◆ DO THIS ◆
Which lines below hold the word "Serving"? Report each one.

Part of a data file:
++++++++++++++++++++
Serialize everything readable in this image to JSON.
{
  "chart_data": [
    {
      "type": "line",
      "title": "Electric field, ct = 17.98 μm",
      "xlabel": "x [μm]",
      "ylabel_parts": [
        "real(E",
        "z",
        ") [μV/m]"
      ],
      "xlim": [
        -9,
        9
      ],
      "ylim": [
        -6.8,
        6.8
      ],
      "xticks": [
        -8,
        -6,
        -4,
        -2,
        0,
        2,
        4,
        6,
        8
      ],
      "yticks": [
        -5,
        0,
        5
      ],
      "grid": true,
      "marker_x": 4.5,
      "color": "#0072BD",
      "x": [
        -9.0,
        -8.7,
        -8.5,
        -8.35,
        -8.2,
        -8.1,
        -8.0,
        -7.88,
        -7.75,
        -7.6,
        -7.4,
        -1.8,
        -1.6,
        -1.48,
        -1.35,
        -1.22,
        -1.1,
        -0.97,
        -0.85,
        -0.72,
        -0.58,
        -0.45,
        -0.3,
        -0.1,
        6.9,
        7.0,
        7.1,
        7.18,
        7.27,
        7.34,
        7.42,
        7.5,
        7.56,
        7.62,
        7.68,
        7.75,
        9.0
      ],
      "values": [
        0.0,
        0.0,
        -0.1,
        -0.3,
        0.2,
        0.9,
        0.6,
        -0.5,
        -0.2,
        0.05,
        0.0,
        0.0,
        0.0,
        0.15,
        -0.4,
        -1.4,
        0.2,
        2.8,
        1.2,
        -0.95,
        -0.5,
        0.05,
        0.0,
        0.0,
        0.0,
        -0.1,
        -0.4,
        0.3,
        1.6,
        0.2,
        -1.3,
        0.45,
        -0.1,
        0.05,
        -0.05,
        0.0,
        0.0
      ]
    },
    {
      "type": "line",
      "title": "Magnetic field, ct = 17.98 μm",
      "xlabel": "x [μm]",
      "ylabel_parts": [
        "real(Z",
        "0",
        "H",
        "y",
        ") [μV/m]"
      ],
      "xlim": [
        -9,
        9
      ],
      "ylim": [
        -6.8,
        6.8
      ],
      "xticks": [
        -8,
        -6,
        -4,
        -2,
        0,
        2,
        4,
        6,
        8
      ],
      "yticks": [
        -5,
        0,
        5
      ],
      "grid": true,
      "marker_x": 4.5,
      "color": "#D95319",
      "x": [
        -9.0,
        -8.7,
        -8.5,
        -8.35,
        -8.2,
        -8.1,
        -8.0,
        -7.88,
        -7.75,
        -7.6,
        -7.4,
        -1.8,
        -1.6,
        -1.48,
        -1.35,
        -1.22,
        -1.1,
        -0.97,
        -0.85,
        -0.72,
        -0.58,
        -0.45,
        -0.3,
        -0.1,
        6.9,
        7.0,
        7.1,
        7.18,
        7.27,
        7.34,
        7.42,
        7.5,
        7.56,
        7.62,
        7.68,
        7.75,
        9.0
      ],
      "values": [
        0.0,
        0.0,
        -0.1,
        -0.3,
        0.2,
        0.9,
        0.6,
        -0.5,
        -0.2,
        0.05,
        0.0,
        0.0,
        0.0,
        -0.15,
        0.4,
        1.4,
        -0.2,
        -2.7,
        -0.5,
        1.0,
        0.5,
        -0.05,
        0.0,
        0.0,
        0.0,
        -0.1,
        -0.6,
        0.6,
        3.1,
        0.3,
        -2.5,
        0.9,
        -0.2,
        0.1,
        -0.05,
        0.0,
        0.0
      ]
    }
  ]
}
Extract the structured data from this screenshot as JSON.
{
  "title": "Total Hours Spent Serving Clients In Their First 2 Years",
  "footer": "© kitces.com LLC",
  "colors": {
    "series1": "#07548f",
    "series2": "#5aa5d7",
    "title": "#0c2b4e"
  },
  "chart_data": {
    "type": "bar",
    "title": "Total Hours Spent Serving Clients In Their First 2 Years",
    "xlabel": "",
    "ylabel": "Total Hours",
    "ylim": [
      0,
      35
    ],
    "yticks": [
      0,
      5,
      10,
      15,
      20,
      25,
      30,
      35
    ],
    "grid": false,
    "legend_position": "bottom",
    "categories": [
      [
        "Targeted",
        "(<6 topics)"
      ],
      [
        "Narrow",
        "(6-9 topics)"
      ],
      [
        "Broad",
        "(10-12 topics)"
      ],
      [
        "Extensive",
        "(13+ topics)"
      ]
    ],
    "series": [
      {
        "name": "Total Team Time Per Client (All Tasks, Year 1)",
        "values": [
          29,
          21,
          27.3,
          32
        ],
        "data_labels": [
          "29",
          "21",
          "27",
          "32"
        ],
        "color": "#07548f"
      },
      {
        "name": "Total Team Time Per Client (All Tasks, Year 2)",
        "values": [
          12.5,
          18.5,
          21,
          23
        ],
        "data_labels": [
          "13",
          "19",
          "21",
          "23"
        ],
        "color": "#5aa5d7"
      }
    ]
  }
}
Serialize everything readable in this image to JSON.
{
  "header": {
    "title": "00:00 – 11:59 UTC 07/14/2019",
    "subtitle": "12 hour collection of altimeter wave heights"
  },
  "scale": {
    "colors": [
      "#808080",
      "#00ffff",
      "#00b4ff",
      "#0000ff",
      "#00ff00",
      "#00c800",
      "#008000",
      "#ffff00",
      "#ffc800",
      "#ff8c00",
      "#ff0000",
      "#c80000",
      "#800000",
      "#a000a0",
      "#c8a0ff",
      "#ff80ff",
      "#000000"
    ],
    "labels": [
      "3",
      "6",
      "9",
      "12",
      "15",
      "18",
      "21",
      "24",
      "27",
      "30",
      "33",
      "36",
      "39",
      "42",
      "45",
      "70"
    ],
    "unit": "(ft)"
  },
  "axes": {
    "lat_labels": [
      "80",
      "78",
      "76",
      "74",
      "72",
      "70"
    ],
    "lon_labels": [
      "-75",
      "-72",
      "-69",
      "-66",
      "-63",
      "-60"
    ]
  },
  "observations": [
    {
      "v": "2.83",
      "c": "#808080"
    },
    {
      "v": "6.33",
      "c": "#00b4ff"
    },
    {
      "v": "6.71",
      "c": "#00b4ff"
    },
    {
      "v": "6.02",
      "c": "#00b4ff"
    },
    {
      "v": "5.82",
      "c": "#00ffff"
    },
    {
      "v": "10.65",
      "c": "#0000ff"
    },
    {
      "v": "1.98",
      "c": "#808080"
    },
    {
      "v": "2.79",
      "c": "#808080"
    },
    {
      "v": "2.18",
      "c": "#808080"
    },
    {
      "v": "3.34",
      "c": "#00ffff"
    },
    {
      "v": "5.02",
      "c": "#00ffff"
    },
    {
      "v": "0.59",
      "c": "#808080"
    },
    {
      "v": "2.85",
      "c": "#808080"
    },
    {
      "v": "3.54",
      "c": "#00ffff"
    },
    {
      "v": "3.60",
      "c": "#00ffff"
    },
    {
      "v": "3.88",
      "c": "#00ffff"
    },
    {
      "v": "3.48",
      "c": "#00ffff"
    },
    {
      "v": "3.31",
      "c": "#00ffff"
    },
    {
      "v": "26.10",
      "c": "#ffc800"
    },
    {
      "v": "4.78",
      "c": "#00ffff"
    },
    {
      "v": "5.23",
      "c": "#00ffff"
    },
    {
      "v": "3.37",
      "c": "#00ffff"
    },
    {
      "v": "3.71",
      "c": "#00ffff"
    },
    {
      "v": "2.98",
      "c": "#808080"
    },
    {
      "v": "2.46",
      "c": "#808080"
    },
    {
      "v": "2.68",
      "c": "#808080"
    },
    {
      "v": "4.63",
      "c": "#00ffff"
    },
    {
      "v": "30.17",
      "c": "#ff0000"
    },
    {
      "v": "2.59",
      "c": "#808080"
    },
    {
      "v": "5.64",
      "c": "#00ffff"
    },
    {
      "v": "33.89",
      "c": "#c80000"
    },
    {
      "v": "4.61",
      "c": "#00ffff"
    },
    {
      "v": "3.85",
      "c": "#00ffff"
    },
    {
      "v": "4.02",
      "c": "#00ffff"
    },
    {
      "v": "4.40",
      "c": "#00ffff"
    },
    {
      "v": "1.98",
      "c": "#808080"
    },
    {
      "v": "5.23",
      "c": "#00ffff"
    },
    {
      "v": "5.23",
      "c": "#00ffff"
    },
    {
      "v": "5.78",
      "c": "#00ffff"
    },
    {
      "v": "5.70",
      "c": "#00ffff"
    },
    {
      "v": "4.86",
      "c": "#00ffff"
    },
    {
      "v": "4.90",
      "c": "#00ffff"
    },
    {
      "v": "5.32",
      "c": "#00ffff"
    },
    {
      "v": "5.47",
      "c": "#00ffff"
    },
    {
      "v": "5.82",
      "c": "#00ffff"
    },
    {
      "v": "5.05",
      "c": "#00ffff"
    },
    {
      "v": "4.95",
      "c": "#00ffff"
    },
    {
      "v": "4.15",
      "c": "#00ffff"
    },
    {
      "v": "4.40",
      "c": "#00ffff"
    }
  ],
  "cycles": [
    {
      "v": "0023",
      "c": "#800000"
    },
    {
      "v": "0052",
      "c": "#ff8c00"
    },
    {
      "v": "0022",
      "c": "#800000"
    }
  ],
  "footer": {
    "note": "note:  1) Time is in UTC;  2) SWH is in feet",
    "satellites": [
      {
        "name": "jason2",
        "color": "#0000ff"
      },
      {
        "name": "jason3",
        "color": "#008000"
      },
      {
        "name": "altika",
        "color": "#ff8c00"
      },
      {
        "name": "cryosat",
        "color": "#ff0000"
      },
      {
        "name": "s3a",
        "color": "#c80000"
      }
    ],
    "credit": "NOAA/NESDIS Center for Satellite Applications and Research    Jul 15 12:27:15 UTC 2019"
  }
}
++++++++++++++++++++
◆ COMPLETE ANSWER ◆
  "title": "Total Hours Spent Serving Clients In Their First 2 Years",
    "title": "Total Hours Spent Serving Clients In Their First 2 Years",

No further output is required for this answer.